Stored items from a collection
* * *
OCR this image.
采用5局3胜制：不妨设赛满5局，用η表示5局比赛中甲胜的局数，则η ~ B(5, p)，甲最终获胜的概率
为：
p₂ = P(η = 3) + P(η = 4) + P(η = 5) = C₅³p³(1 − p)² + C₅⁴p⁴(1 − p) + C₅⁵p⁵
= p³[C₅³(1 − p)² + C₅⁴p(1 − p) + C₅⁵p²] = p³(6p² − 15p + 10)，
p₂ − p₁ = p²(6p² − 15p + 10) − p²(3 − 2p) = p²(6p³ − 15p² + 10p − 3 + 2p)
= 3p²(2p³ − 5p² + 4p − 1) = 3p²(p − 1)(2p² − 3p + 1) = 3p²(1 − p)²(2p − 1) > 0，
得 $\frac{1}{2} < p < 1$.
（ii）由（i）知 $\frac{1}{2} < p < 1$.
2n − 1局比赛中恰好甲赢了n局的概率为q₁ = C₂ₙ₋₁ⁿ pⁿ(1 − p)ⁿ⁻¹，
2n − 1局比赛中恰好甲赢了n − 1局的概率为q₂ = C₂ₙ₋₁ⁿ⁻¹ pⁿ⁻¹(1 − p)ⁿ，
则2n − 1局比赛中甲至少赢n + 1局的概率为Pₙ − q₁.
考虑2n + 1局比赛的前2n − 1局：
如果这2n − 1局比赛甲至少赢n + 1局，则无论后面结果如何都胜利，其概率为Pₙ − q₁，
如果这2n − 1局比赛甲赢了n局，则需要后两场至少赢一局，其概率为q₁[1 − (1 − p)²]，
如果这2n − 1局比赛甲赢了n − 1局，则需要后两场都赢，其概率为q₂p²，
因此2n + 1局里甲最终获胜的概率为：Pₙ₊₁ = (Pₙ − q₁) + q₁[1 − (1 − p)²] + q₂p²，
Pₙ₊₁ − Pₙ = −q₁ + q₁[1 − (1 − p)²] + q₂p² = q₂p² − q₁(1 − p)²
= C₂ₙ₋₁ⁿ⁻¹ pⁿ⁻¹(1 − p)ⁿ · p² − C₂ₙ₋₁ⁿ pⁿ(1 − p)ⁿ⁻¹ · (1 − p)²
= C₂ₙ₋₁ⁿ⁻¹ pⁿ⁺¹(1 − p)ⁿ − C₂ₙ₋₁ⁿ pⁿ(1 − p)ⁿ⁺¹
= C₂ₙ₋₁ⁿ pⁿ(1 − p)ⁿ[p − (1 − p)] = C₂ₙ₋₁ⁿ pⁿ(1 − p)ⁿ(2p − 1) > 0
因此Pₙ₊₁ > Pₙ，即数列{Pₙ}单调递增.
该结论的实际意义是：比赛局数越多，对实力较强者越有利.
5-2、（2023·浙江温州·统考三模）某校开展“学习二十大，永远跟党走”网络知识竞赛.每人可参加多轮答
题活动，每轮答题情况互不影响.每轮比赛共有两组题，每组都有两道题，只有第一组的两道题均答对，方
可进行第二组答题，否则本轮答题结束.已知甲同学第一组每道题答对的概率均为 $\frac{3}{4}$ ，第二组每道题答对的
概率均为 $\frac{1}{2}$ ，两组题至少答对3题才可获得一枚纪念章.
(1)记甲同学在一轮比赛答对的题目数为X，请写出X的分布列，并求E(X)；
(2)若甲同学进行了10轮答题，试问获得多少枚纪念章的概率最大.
* * *
Task
Copy out every line of the listing that contains the string "frac".

Answer for this exercise
得 $\frac{1}{2} < p < 1$.
（ii）由（i）知 $\frac{1}{2} < p < 1$.
可进行第二组答题，否则本轮答题结束.已知甲同学第一组每道题答对的概率均为 $\frac{3}{4}$ ，第二组每道题答对的
概率均为 $\frac{1}{2}$ ，两组题至少答对3题才可获得一枚纪念章.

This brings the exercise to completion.